### Instructions for the task
Could you quote every one of the rows below verbatim, keeping each line unchanged?

### Items

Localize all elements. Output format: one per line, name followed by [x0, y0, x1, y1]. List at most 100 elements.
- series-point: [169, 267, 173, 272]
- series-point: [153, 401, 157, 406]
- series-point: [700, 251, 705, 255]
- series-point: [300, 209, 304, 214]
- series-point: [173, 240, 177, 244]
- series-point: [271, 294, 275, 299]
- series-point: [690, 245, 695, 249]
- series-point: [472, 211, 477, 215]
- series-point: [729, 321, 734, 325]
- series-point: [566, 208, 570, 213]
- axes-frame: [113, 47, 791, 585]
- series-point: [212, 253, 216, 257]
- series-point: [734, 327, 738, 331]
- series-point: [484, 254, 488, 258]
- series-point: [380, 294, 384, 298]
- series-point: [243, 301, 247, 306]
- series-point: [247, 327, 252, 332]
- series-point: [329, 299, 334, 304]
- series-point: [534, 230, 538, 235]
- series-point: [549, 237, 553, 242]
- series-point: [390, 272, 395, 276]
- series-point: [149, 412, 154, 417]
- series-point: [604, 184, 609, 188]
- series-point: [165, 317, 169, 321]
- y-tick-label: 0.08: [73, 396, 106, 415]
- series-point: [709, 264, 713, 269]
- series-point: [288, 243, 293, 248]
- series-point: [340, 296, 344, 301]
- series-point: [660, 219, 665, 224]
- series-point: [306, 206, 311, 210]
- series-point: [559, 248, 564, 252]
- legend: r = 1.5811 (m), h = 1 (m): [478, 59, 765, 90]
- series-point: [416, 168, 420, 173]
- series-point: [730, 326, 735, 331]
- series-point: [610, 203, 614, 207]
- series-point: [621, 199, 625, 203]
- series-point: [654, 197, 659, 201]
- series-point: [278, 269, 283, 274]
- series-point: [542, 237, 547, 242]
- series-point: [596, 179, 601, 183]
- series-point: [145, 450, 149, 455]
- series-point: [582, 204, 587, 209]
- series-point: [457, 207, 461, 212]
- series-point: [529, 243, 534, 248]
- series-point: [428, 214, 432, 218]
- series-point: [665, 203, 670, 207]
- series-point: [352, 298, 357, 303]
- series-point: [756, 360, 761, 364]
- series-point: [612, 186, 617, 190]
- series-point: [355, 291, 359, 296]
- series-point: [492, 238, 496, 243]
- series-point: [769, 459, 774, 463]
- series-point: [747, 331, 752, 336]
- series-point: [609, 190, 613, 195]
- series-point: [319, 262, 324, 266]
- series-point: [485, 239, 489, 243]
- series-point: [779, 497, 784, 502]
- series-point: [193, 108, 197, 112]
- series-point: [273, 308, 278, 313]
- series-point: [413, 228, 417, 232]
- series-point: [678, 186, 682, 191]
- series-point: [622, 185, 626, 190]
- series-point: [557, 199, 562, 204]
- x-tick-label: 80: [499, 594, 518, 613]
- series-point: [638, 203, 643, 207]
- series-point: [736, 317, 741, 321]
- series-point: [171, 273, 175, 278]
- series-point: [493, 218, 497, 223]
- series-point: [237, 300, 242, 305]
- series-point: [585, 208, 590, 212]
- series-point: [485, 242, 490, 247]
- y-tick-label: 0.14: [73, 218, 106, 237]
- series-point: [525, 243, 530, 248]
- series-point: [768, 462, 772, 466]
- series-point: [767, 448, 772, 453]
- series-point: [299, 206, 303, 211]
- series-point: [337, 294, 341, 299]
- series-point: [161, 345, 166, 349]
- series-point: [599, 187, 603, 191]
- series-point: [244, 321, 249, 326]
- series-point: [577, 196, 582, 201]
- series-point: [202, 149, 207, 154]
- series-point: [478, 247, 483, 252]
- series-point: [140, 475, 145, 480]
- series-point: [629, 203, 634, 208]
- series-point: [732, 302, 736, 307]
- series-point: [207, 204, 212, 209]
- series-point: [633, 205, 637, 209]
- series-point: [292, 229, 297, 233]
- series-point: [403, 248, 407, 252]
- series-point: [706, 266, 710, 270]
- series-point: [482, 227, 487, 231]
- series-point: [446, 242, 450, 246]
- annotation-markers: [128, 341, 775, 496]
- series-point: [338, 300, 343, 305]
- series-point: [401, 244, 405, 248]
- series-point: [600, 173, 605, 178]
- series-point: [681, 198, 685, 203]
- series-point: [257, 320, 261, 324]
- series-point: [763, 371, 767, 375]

### Solution for this exercise
Localize all elements. Output format: one per line, name followed by [x0, y0, x1, y1]. List at most 100 elements.
- series-point: [169, 267, 173, 272]
- series-point: [153, 401, 157, 406]
- series-point: [700, 251, 705, 255]
- series-point: [300, 209, 304, 214]
- series-point: [173, 240, 177, 244]
- series-point: [271, 294, 275, 299]
- series-point: [690, 245, 695, 249]
- series-point: [472, 211, 477, 215]
- series-point: [729, 321, 734, 325]
- series-point: [566, 208, 570, 213]
- axes-frame: [113, 47, 791, 585]
- series-point: [212, 253, 216, 257]
- series-point: [734, 327, 738, 331]
- series-point: [484, 254, 488, 258]
- series-point: [380, 294, 384, 298]
- series-point: [243, 301, 247, 306]
- series-point: [247, 327, 252, 332]
- series-point: [329, 299, 334, 304]
- series-point: [534, 230, 538, 235]
- series-point: [549, 237, 553, 242]
- series-point: [390, 272, 395, 276]
- series-point: [149, 412, 154, 417]
- series-point: [604, 184, 609, 188]
- series-point: [165, 317, 169, 321]
- y-tick-label: 0.08: [73, 396, 106, 415]
- series-point: [709, 264, 713, 269]
- series-point: [288, 243, 293, 248]
- series-point: [340, 296, 344, 301]
- series-point: [660, 219, 665, 224]
- series-point: [306, 206, 311, 210]
- series-point: [559, 248, 564, 252]
- legend: r = 1.5811 (m), h = 1 (m): [478, 59, 765, 90]
- series-point: [416, 168, 420, 173]
- series-point: [730, 326, 735, 331]
- series-point: [610, 203, 614, 207]
- series-point: [621, 199, 625, 203]
- series-point: [654, 197, 659, 201]
- series-point: [278, 269, 283, 274]
- series-point: [542, 237, 547, 242]
- series-point: [596, 179, 601, 183]
- series-point: [145, 450, 149, 455]
- series-point: [582, 204, 587, 209]
- series-point: [457, 207, 461, 212]
- series-point: [529, 243, 534, 248]
- series-point: [428, 214, 432, 218]
- series-point: [665, 203, 670, 207]
- series-point: [352, 298, 357, 303]
- series-point: [756, 360, 761, 364]
- series-point: [612, 186, 617, 190]
- series-point: [355, 291, 359, 296]
- series-point: [492, 238, 496, 243]
- series-point: [769, 459, 774, 463]
- series-point: [747, 331, 752, 336]
- series-point: [609, 190, 613, 195]
- series-point: [319, 262, 324, 266]
- series-point: [485, 239, 489, 243]
- series-point: [779, 497, 784, 502]
- series-point: [193, 108, 197, 112]
- series-point: [273, 308, 278, 313]
- series-point: [413, 228, 417, 232]
- series-point: [678, 186, 682, 191]
- series-point: [622, 185, 626, 190]
- series-point: [557, 199, 562, 204]
- x-tick-label: 80: [499, 594, 518, 613]
- series-point: [638, 203, 643, 207]
- series-point: [736, 317, 741, 321]
- series-point: [171, 273, 175, 278]
- series-point: [493, 218, 497, 223]
- series-point: [237, 300, 242, 305]
- series-point: [585, 208, 590, 212]
- series-point: [485, 242, 490, 247]
- y-tick-label: 0.14: [73, 218, 106, 237]
- series-point: [525, 243, 530, 248]
- series-point: [768, 462, 772, 466]
- series-point: [767, 448, 772, 453]
- series-point: [299, 206, 303, 211]
- series-point: [337, 294, 341, 299]
- series-point: [161, 345, 166, 349]
- series-point: [599, 187, 603, 191]
- series-point: [244, 321, 249, 326]
- series-point: [577, 196, 582, 201]
- series-point: [202, 149, 207, 154]
- series-point: [478, 247, 483, 252]
- series-point: [140, 475, 145, 480]
- series-point: [629, 203, 634, 208]
- series-point: [732, 302, 736, 307]
- series-point: [207, 204, 212, 209]
- series-point: [633, 205, 637, 209]
- series-point: [292, 229, 297, 233]
- series-point: [403, 248, 407, 252]
- series-point: [706, 266, 710, 270]
- series-point: [482, 227, 487, 231]
- series-point: [446, 242, 450, 246]
- annotation-markers: [128, 341, 775, 496]
- series-point: [338, 300, 343, 305]
- series-point: [401, 244, 405, 248]
- series-point: [600, 173, 605, 178]
- series-point: [681, 198, 685, 203]
- series-point: [257, 320, 261, 324]
- series-point: [763, 371, 767, 375]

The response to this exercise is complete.